THE DATA:
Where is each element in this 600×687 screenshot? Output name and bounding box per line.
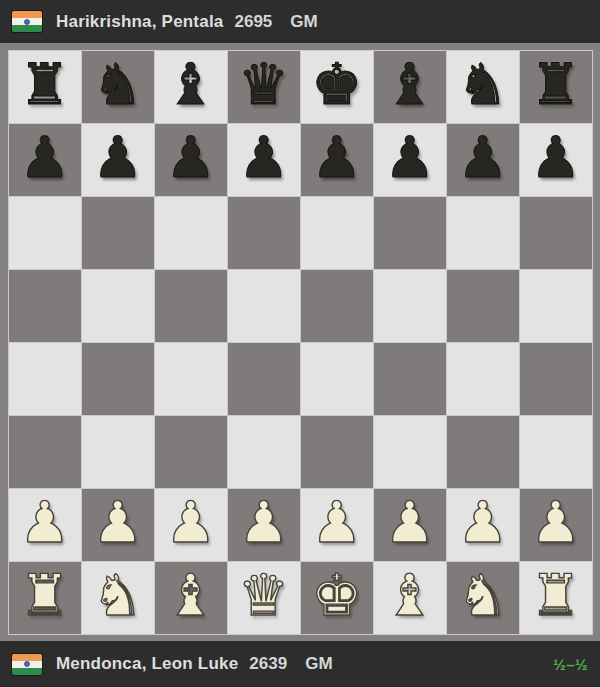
piece-black-pawn: ♟ [92,129,143,186]
square-f3[interactable] [374,416,446,488]
square-g8[interactable]: ♞ [447,51,519,123]
piece-black-bishop: ♝ [165,56,216,113]
player-bar-top: Harikrishna, Pentala 2695 GM [0,0,600,43]
square-h1[interactable]: ♜ [520,562,592,634]
square-a3[interactable] [9,416,81,488]
piece-black-pawn: ♟ [457,129,508,186]
square-c7[interactable]: ♟ [155,124,227,196]
piece-white-king: ♚ [311,567,362,624]
piece-white-knight: ♞ [92,567,143,624]
square-b7[interactable]: ♟ [82,124,154,196]
square-a6[interactable] [9,197,81,269]
square-f1[interactable]: ♝ [374,562,446,634]
square-f4[interactable] [374,343,446,415]
piece-white-rook: ♜ [530,567,581,624]
square-f6[interactable] [374,197,446,269]
square-b3[interactable] [82,416,154,488]
piece-white-pawn: ♟ [92,494,143,551]
piece-white-pawn: ♟ [311,494,362,551]
square-c4[interactable] [155,343,227,415]
piece-black-pawn: ♟ [238,129,289,186]
square-b1[interactable]: ♞ [82,562,154,634]
square-c3[interactable] [155,416,227,488]
piece-black-rook: ♜ [530,56,581,113]
square-f8[interactable]: ♝ [374,51,446,123]
square-f7[interactable]: ♟ [374,124,446,196]
square-e1[interactable]: ♚ [301,562,373,634]
india-flag-icon [12,11,42,32]
piece-black-bishop: ♝ [384,56,435,113]
square-a2[interactable]: ♟ [9,489,81,561]
square-d4[interactable] [228,343,300,415]
square-g5[interactable] [447,270,519,342]
piece-black-pawn: ♟ [165,129,216,186]
ashoka-chakra-icon [24,19,30,25]
piece-black-king: ♚ [311,56,362,113]
square-e8[interactable]: ♚ [301,51,373,123]
square-g1[interactable]: ♞ [447,562,519,634]
square-d1[interactable]: ♛ [228,562,300,634]
player-name-top: Harikrishna, Pentala [56,12,223,32]
square-b4[interactable] [82,343,154,415]
piece-black-pawn: ♟ [530,129,581,186]
square-h7[interactable]: ♟ [520,124,592,196]
piece-black-rook: ♜ [19,56,70,113]
square-a8[interactable]: ♜ [9,51,81,123]
square-d7[interactable]: ♟ [228,124,300,196]
square-a7[interactable]: ♟ [9,124,81,196]
piece-black-pawn: ♟ [384,129,435,186]
square-d5[interactable] [228,270,300,342]
player-title-bottom: GM [305,654,332,674]
square-d3[interactable] [228,416,300,488]
square-b6[interactable] [82,197,154,269]
game-result: ½–½ [553,656,588,673]
piece-white-pawn: ♟ [384,494,435,551]
piece-white-pawn: ♟ [238,494,289,551]
piece-black-queen: ♛ [238,56,289,113]
square-g6[interactable] [447,197,519,269]
piece-white-knight: ♞ [457,567,508,624]
square-g2[interactable]: ♟ [447,489,519,561]
square-h3[interactable] [520,416,592,488]
piece-black-knight: ♞ [92,56,143,113]
piece-white-pawn: ♟ [457,494,508,551]
square-b8[interactable]: ♞ [82,51,154,123]
square-e6[interactable] [301,197,373,269]
piece-black-pawn: ♟ [311,129,362,186]
chess-board: ♜♞♝♛♚♝♞♜♟♟♟♟♟♟♟♟♟♟♟♟♟♟♟♟♜♞♝♛♚♝♞♜ [9,51,592,634]
square-c6[interactable] [155,197,227,269]
square-c2[interactable]: ♟ [155,489,227,561]
piece-white-pawn: ♟ [530,494,581,551]
square-d8[interactable]: ♛ [228,51,300,123]
piece-white-bishop: ♝ [165,567,216,624]
player-rating-bottom: 2639 [249,654,287,674]
board-outline: ♜♞♝♛♚♝♞♜♟♟♟♟♟♟♟♟♟♟♟♟♟♟♟♟♜♞♝♛♚♝♞♜ [8,50,593,635]
square-c1[interactable]: ♝ [155,562,227,634]
square-f5[interactable] [374,270,446,342]
piece-white-bishop: ♝ [384,567,435,624]
square-g3[interactable] [447,416,519,488]
square-b2[interactable]: ♟ [82,489,154,561]
square-e3[interactable] [301,416,373,488]
piece-white-pawn: ♟ [165,494,216,551]
square-h8[interactable]: ♜ [520,51,592,123]
square-h2[interactable]: ♟ [520,489,592,561]
game-viewer: Harikrishna, Pentala 2695 GM ♜♞♝♛♚♝♞♜♟♟♟… [0,0,600,687]
player-title-top: GM [290,12,317,32]
india-flag-icon [12,654,42,675]
piece-black-pawn: ♟ [19,129,70,186]
square-c5[interactable] [155,270,227,342]
square-g4[interactable] [447,343,519,415]
square-a4[interactable] [9,343,81,415]
square-g7[interactable]: ♟ [447,124,519,196]
square-h6[interactable] [520,197,592,269]
piece-white-rook: ♜ [19,567,70,624]
square-e7[interactable]: ♟ [301,124,373,196]
square-d2[interactable]: ♟ [228,489,300,561]
square-e5[interactable] [301,270,373,342]
square-f2[interactable]: ♟ [374,489,446,561]
square-h5[interactable] [520,270,592,342]
square-b5[interactable] [82,270,154,342]
square-e4[interactable] [301,343,373,415]
square-d6[interactable] [228,197,300,269]
piece-black-knight: ♞ [457,56,508,113]
piece-white-pawn: ♟ [19,494,70,551]
player-bar-bottom: Mendonca, Leon Luke 2639 GM ½–½ [0,641,600,687]
square-h4[interactable] [520,343,592,415]
player-rating-top: 2695 [234,12,272,32]
square-a5[interactable] [9,270,81,342]
player-name-bottom: Mendonca, Leon Luke [56,654,238,674]
board-frame: ♜♞♝♛♚♝♞♜♟♟♟♟♟♟♟♟♟♟♟♟♟♟♟♟♜♞♝♛♚♝♞♜ [0,43,600,641]
piece-white-queen: ♛ [238,567,289,624]
ashoka-chakra-icon [24,661,30,667]
square-a1[interactable]: ♜ [9,562,81,634]
square-c8[interactable]: ♝ [155,51,227,123]
square-e2[interactable]: ♟ [301,489,373,561]
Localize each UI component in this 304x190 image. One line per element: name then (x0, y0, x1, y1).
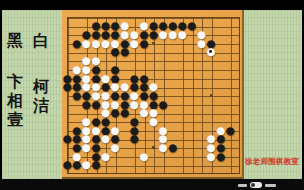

SHORT EXERCISE:
Write out every one of the lines above verbatim, omitting the pictures.

EXERCISE RESULT:
Where is each element in this 600×687 screenshot? Output name and bounding box per line.
piece-black-pawn: ♟ [92,129,143,186]
square-f3[interactable] [374,416,446,488]
square-g8[interactable]: ♞ [447,51,519,123]
piece-black-bishop: ♝ [165,56,216,113]
player-bar-top: Harikrishna, Pentala 2695 GM [0,0,600,43]
square-h1[interactable]: ♜ [520,562,592,634]
square-a3[interactable] [9,416,81,488]
piece-black-pawn: ♟ [457,129,508,186]
square-c7[interactable]: ♟ [155,124,227,196]
piece-white-king: ♚ [311,567,362,624]
piece-white-knight: ♞ [92,567,143,624]
square-b7[interactable]: ♟ [82,124,154,196]
square-a6[interactable] [9,197,81,269]
square-f1[interactable]: ♝ [374,562,446,634]
square-f4[interactable] [374,343,446,415]
piece-white-rook: ♜ [530,567,581,624]
square-f6[interactable] [374,197,446,269]
square-b3[interactable] [82,416,154,488]
piece-white-pawn: ♟ [92,494,143,551]
piece-white-pawn: ♟ [311,494,362,551]
square-c4[interactable] [155,343,227,415]
piece-black-pawn: ♟ [238,129,289,186]
square-b1[interactable]: ♞ [82,562,154,634]
square-c3[interactable] [155,416,227,488]
piece-black-rook: ♜ [530,56,581,113]
square-f8[interactable]: ♝ [374,51,446,123]
square-f7[interactable]: ♟ [374,124,446,196]
square-e1[interactable]: ♚ [301,562,373,634]
india-flag-icon [12,11,42,32]
piece-black-bishop: ♝ [384,56,435,113]
square-a2[interactable]: ♟ [9,489,81,561]
square-d4[interactable] [228,343,300,415]
square-g5[interactable] [447,270,519,342]
piece-black-pawn: ♟ [165,129,216,186]
ashoka-chakra-icon [24,19,30,25]
piece-black-king: ♚ [311,56,362,113]
square-e8[interactable]: ♚ [301,51,373,123]
square-g1[interactable]: ♞ [447,562,519,634]
square-d1[interactable]: ♛ [228,562,300,634]
player-name-top: Harikrishna, Pentala [56,12,223,32]
square-b4[interactable] [82,343,154,415]
piece-black-pawn: ♟ [530,129,581,186]
square-h7[interactable]: ♟ [520,124,592,196]
piece-black-rook: ♜ [19,56,70,113]
square-a8[interactable]: ♜ [9,51,81,123]
square-d7[interactable]: ♟ [228,124,300,196]
square-a7[interactable]: ♟ [9,124,81,196]
piece-black-pawn: ♟ [384,129,435,186]
square-d5[interactable] [228,270,300,342]
player-title-bottom: GM [305,654,332,674]
square-d3[interactable] [228,416,300,488]
square-b6[interactable] [82,197,154,269]
game-result: ½–½ [553,656,588,673]
piece-white-pawn: ♟ [384,494,435,551]
piece-white-pawn: ♟ [238,494,289,551]
piece-black-queen: ♛ [238,56,289,113]
square-g6[interactable] [447,197,519,269]
piece-white-knight: ♞ [457,567,508,624]
square-g2[interactable]: ♟ [447,489,519,561]
square-h3[interactable] [520,416,592,488]
piece-black-knight: ♞ [92,56,143,113]
piece-white-pawn: ♟ [457,494,508,551]
square-b8[interactable]: ♞ [82,51,154,123]
square-e6[interactable] [301,197,373,269]
piece-black-pawn: ♟ [311,129,362,186]
chess-board: ♜♞♝♛♚♝♞♜♟♟♟♟♟♟♟♟♟♟♟♟♟♟♟♟♜♞♝♛♚♝♞♜ [9,51,592,634]
square-c6[interactable] [155,197,227,269]
square-c2[interactable]: ♟ [155,489,227,561]
piece-white-pawn: ♟ [530,494,581,551]
square-d8[interactable]: ♛ [228,51,300,123]
piece-white-bishop: ♝ [165,567,216,624]
player-rating-bottom: 2639 [249,654,287,674]
board-outline: ♜♞♝♛♚♝♞♜♟♟♟♟♟♟♟♟♟♟♟♟♟♟♟♟♜♞♝♛♚♝♞♜ [8,50,593,635]
square-c1[interactable]: ♝ [155,562,227,634]
square-f5[interactable] [374,270,446,342]
piece-white-bishop: ♝ [384,567,435,624]
square-g3[interactable] [447,416,519,488]
square-b2[interactable]: ♟ [82,489,154,561]
square-e3[interactable] [301,416,373,488]
piece-white-pawn: ♟ [165,494,216,551]
square-h8[interactable]: ♜ [520,51,592,123]
square-h2[interactable]: ♟ [520,489,592,561]
game-viewer: Harikrishna, Pentala 2695 GM ♜♞♝♛♚♝♞♜♟♟♟… [0,0,600,687]
player-title-top: GM [290,12,317,32]
india-flag-icon [12,654,42,675]
piece-black-pawn: ♟ [19,129,70,186]
square-c5[interactable] [155,270,227,342]
square-g4[interactable] [447,343,519,415]
square-a4[interactable] [9,343,81,415]
square-g7[interactable]: ♟ [447,124,519,196]
square-h6[interactable] [520,197,592,269]
piece-white-rook: ♜ [19,567,70,624]
square-e7[interactable]: ♟ [301,124,373,196]
square-d2[interactable]: ♟ [228,489,300,561]
square-e5[interactable] [301,270,373,342]
square-f2[interactable]: ♟ [374,489,446,561]
square-h5[interactable] [520,270,592,342]
square-b5[interactable] [82,270,154,342]
square-e4[interactable] [301,343,373,415]
square-d6[interactable] [228,197,300,269]
piece-black-knight: ♞ [457,56,508,113]
piece-white-pawn: ♟ [19,494,70,551]
player-bar-bottom: Mendonca, Leon Luke 2639 GM ½–½ [0,641,600,687]
square-h4[interactable] [520,343,592,415]
player-rating-top: 2695 [234,12,272,32]
square-a5[interactable] [9,270,81,342]
player-name-bottom: Mendonca, Leon Luke [56,654,238,674]
board-frame: ♜♞♝♛♚♝♞♜♟♟♟♟♟♟♟♟♟♟♟♟♟♟♟♟♜♞♝♛♚♝♞♜ [0,43,600,641]
piece-white-queen: ♛ [238,567,289,624]
ashoka-chakra-icon [24,661,30,667]
square-a1[interactable]: ♜ [9,562,81,634]
square-c8[interactable]: ♝ [155,51,227,123]
square-e2[interactable]: ♟ [301,489,373,561]
Localize each UI component in this 304x190 image. One line per element: name then (x0, y0, x1, y1).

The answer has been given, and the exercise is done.